Fragmento del documento:
El éxito más notable de Primo de Rivera fue la solución temporal al problema marroquí: la colaboración con Francia permitió el desembarco de Alhucemas (1925) y la derrota del líder rifeño Abd el-Krim, pacificando finalmente el Protectorado después de quince años de guerra intermitente. Sin embargo, hacia 1927 el régimen mostraba claros signos de agotamiento: la falta de apoyo intelectual (la mayoría de los intelectuales, desde Unamuno hasta Ortega y Gasset, se volvieron críticos), el malestar en el ejército por los ascensos favoritistas, y la crisis económica derivada del crack de 1929, que golpeó duramente a una España ya de por sí atrasada industrialmente. El intento de institucionalizar la dictadura mediante la creación de una Asamblea Nacional Consultiva (1927) y un partido único (Unión Patriótica) fracasó por falta de base social genuina. Finalmente, abandonado por los militares y el propio rey, Primo de Rivera presentó su dimisión en enero de 1930 y partió al exilio en París, donde moriría pocas semanas después.

El periodo 1930-1931, conocido como “Dictablanda” del general Berenguer, fue un intento fallido de retorno al sistema constitucional anterior a 1923 que solo consiguió acelerar la descomposición del régimen monárquico. Alfonso XIII, profundamente desprestigiado por su apoyo a la dictadura, intentó lavar su imagen convocando elecciones municipales para abril de 1931, pero los resultados -con triunfo republicano en todas las grandes ciudades- demostraron el clamor popular por un cambio de régimen. Ante la imposibilidad de contener la marea revolucionaria y el abandono de los mandos militares, el rey abandonó España el 14 de abril sin abdicar formalmente, permitiendo el establecimiento pacífico de la Segunda República Española. El Comité Revolucionario, presidido por Niceto Alcalá-Zamora, se convirtió en gobierno provisional y convocó elecciones constituyentes que dieron inicio a uno de los periodos más convulsos y transformadores de la historia contemporánea española.

Extracto de datos:
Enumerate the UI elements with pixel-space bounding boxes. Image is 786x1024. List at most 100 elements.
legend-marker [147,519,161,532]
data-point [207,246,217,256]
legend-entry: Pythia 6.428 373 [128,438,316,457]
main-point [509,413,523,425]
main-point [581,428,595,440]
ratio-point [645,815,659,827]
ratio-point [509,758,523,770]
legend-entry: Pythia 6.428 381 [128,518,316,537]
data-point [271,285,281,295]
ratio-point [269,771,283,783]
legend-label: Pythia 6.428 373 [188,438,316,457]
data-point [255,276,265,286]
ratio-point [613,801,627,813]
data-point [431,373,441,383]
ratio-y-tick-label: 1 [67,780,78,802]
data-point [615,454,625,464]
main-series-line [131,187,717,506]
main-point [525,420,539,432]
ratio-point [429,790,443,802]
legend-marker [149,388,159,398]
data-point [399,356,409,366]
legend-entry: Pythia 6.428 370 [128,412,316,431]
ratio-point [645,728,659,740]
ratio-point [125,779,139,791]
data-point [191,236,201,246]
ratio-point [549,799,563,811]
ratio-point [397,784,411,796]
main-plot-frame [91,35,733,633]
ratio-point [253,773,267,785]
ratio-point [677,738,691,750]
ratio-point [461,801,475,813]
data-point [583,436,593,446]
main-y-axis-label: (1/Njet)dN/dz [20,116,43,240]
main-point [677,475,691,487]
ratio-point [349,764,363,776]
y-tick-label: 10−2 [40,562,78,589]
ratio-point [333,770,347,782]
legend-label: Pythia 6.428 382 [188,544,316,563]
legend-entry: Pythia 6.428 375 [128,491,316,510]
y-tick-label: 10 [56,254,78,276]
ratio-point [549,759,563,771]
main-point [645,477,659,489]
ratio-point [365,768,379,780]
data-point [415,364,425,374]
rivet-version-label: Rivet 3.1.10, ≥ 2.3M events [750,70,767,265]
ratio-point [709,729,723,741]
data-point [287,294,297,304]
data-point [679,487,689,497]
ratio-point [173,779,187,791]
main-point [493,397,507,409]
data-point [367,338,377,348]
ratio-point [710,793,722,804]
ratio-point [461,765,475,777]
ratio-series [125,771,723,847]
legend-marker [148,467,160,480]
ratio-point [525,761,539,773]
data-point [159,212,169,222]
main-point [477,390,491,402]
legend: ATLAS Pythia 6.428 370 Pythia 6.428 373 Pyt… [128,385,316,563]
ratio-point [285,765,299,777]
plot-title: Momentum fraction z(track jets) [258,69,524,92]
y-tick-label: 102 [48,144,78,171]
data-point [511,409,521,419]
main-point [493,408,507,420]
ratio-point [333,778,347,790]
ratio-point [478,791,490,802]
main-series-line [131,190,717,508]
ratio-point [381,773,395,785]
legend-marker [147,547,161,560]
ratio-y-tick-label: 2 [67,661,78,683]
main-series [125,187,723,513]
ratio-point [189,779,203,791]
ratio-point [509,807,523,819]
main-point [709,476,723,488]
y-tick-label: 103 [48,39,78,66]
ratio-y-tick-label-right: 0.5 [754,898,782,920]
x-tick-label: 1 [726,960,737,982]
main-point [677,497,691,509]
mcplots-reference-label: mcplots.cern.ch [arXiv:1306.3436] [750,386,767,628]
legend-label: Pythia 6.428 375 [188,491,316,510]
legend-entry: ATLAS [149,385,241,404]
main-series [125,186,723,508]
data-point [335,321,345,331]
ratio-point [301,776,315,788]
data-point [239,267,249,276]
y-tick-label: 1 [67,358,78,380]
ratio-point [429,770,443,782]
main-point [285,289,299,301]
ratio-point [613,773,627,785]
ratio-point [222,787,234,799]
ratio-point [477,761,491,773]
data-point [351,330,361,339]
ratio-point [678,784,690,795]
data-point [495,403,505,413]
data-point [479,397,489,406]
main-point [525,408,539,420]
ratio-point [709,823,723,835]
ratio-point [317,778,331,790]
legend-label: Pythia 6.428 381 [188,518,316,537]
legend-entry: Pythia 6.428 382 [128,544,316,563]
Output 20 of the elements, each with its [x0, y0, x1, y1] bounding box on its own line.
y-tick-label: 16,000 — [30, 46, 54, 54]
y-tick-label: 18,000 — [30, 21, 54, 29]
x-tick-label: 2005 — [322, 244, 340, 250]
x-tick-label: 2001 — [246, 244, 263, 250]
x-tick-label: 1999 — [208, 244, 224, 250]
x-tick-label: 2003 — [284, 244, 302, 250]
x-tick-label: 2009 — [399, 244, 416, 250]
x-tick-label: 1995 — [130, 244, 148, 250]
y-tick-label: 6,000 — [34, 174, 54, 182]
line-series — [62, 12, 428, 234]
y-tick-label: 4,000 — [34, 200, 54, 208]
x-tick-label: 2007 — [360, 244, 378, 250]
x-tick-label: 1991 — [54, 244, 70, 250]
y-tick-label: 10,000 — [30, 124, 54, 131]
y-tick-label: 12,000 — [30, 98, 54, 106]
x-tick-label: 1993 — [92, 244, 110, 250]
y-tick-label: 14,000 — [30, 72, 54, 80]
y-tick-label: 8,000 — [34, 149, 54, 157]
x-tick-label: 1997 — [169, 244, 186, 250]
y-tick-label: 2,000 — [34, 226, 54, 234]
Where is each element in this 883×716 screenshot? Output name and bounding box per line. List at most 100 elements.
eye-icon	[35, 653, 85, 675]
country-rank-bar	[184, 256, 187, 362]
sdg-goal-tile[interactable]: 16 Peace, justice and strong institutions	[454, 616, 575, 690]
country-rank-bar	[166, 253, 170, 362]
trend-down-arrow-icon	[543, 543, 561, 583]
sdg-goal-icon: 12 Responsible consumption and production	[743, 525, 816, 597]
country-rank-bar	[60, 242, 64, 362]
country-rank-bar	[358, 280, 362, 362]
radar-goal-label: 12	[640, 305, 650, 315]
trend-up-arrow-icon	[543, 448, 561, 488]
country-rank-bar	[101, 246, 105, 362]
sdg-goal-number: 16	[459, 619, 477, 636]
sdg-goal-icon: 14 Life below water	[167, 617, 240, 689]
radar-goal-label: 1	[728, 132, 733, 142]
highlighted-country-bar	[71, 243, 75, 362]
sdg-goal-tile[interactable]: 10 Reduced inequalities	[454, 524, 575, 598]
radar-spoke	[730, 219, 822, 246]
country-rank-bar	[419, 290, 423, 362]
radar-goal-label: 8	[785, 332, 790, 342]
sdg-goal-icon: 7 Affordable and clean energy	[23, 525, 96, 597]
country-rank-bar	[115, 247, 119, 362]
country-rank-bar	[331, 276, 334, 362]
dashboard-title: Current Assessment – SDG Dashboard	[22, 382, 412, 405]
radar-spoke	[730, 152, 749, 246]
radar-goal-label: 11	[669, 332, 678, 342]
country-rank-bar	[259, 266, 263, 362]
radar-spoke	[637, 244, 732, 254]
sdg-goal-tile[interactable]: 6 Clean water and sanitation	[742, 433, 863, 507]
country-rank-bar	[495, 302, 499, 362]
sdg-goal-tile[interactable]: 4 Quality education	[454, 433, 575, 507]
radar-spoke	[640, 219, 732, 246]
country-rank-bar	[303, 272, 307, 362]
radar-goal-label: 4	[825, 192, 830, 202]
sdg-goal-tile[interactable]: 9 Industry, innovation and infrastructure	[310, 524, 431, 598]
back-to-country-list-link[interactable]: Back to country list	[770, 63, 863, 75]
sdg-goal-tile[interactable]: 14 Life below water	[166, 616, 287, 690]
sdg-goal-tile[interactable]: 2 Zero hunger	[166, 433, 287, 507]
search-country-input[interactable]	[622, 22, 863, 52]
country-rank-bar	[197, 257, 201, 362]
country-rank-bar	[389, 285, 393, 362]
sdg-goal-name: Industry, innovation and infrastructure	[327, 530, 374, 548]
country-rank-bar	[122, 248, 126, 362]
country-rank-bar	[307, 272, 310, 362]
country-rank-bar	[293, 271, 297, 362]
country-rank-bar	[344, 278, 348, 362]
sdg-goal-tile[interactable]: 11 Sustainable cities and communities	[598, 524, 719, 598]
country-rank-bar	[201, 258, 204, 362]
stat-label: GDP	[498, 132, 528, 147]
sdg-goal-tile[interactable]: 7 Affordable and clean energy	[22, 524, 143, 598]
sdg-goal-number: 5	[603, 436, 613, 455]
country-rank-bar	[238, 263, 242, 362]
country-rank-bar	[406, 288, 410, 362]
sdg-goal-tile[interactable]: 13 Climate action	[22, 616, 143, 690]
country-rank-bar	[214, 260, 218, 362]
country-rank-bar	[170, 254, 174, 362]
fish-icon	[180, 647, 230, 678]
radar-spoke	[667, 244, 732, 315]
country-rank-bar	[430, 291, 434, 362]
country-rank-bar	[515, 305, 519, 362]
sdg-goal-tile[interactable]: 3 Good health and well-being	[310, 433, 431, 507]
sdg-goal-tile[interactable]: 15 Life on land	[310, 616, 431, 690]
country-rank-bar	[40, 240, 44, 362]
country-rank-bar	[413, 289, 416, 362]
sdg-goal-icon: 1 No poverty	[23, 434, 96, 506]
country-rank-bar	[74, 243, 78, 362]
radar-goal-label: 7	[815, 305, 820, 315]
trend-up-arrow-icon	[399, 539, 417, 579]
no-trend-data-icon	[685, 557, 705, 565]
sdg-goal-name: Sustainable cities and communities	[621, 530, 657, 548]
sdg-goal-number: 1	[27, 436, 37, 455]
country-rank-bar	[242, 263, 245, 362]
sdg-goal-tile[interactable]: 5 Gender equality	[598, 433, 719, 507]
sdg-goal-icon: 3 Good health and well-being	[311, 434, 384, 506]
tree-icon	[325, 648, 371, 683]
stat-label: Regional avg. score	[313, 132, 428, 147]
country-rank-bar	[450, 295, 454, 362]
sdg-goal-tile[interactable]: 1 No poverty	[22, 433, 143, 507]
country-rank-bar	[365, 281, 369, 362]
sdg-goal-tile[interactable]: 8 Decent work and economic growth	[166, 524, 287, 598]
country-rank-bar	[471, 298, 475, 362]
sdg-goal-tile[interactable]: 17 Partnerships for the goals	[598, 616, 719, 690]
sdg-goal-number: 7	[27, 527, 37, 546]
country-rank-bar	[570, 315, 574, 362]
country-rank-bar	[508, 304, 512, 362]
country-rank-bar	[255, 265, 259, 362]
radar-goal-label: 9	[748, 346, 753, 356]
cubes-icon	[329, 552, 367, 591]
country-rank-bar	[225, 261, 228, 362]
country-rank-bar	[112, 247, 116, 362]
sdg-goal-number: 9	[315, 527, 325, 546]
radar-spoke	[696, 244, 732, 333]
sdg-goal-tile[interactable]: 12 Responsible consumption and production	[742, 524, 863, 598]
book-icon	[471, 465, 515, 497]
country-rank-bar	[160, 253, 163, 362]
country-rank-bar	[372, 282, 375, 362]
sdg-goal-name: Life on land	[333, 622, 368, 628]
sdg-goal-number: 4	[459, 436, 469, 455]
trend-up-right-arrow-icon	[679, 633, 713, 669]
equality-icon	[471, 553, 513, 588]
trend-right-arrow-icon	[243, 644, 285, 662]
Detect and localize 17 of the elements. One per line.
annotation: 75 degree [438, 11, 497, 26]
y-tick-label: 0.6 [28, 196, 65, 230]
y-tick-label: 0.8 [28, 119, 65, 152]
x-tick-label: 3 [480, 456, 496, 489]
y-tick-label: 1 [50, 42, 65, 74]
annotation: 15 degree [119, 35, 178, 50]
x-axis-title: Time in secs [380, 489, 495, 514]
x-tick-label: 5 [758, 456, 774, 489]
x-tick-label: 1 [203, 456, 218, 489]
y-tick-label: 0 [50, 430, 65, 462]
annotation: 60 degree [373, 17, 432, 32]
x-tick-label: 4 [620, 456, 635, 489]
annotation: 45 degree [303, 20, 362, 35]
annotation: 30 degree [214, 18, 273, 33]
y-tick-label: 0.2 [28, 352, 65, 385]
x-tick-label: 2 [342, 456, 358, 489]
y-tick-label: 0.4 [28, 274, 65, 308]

Lo que harás:
**A)** Según el fragmento del documento, ¿en qué mes y año presentó Primo de Rivera su dimisión?
**B)** Enumera todos los signos de agotamiento que mostraba el régimen hacia 1927 según el fragmento del documento.
Los registros proceden de una fuente distinta.

Tareas resueltas:
**A)** En enero de 1930.

**B)**
- La falta de apoyo intelectual.
- El malestar en el ejército por los ascensos favoritistas.
- La crisis económica derivada del crack de 1929.